◆ Provided information ◆
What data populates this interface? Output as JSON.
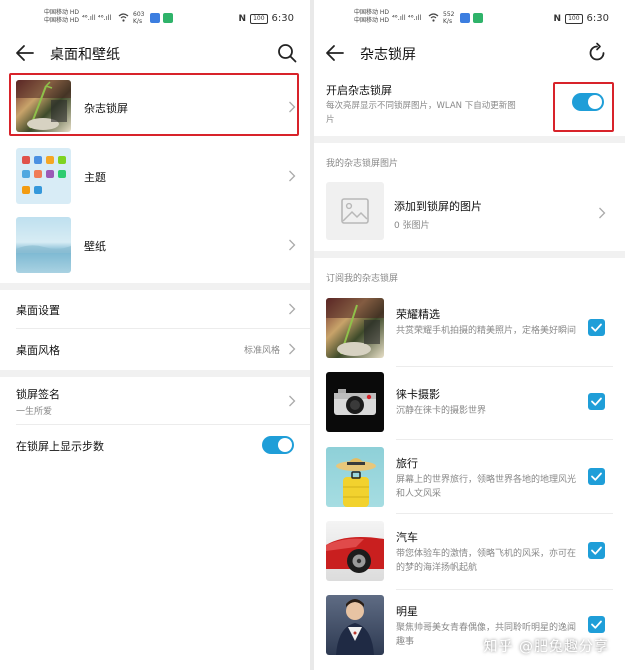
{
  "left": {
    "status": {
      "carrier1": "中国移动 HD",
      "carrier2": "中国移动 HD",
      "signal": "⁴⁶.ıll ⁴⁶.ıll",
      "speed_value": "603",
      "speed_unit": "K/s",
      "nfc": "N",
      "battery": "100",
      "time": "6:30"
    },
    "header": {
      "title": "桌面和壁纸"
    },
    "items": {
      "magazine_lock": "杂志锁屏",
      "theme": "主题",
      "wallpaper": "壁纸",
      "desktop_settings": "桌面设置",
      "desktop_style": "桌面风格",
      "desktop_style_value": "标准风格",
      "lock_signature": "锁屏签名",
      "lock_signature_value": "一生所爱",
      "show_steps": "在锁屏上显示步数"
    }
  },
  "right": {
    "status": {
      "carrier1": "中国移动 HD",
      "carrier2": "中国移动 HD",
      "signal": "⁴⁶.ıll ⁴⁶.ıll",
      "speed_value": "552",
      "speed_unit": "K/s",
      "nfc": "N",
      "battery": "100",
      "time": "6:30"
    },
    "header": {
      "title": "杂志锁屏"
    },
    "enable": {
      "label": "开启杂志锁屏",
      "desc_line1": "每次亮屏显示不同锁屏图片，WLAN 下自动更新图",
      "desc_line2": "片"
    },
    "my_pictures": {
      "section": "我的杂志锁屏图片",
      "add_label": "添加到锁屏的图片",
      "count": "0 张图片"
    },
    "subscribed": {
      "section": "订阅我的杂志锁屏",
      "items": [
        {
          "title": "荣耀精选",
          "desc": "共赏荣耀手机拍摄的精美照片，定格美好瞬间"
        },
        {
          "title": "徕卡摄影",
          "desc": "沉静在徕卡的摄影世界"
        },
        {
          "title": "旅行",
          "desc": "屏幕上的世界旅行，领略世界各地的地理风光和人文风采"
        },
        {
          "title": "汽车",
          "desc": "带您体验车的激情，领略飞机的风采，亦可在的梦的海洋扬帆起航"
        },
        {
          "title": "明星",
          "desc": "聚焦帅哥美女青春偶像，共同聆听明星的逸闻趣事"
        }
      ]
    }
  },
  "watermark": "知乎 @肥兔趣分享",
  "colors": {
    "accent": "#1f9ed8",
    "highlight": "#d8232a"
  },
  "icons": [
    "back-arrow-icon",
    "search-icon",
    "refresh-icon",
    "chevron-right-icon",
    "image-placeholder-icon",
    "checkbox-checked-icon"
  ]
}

◆ Exercise objective ◆
Omit the pictures, then output the rest of the listing exactly.

◆ Right answer ◆
What data populates this interface? Output as JSON.
{
  "left": {
    "status": {
      "carrier1": "中国移动 HD",
      "carrier2": "中国移动 HD",
      "signal": "⁴⁶.ıll ⁴⁶.ıll",
      "speed_value": "603",
      "speed_unit": "K/s",
      "nfc": "N",
      "battery": "100",
      "time": "6:30"
    },
    "header": {
      "title": "桌面和壁纸"
    },
    "items": {
      "magazine_lock": "杂志锁屏",
      "theme": "主题",
      "wallpaper": "壁纸",
      "desktop_settings": "桌面设置",
      "desktop_style": "桌面风格",
      "desktop_style_value": "标准风格",
      "lock_signature": "锁屏签名",
      "lock_signature_value": "一生所爱",
      "show_steps": "在锁屏上显示步数"
    }
  },
  "right": {
    "status": {
      "carrier1": "中国移动 HD",
      "carrier2": "中国移动 HD",
      "signal": "⁴⁶.ıll ⁴⁶.ıll",
      "speed_value": "552",
      "speed_unit": "K/s",
      "nfc": "N",
      "battery": "100",
      "time": "6:30"
    },
    "header": {
      "title": "杂志锁屏"
    },
    "enable": {
      "label": "开启杂志锁屏",
      "desc_line1": "每次亮屏显示不同锁屏图片，WLAN 下自动更新图",
      "desc_line2": "片"
    },
    "my_pictures": {
      "section": "我的杂志锁屏图片",
      "add_label": "添加到锁屏的图片",
      "count": "0 张图片"
    },
    "subscribed": {
      "section": "订阅我的杂志锁屏",
      "items": [
        {
          "title": "荣耀精选",
          "desc": "共赏荣耀手机拍摄的精美照片，定格美好瞬间"
        },
        {
          "title": "徕卡摄影",
          "desc": "沉静在徕卡的摄影世界"
        },
        {
          "title": "旅行",
          "desc": "屏幕上的世界旅行，领略世界各地的地理风光和人文风采"
        },
        {
          "title": "汽车",
          "desc": "带您体验车的激情，领略飞机的风采，亦可在的梦的海洋扬帆起航"
        },
        {
          "title": "明星",
          "desc": "聚焦帅哥美女青春偶像，共同聆听明星的逸闻趣事"
        }
      ]
    }
  },
  "watermark": "知乎 @肥兔趣分享",
  "colors": {
    "accent": "#1f9ed8",
    "highlight": "#d8232a"
  },
  "icons": [
    "back-arrow-icon",
    "search-icon",
    "refresh-icon",
    "chevron-right-icon",
    "image-placeholder-icon",
    "checkbox-checked-icon"
  ]
}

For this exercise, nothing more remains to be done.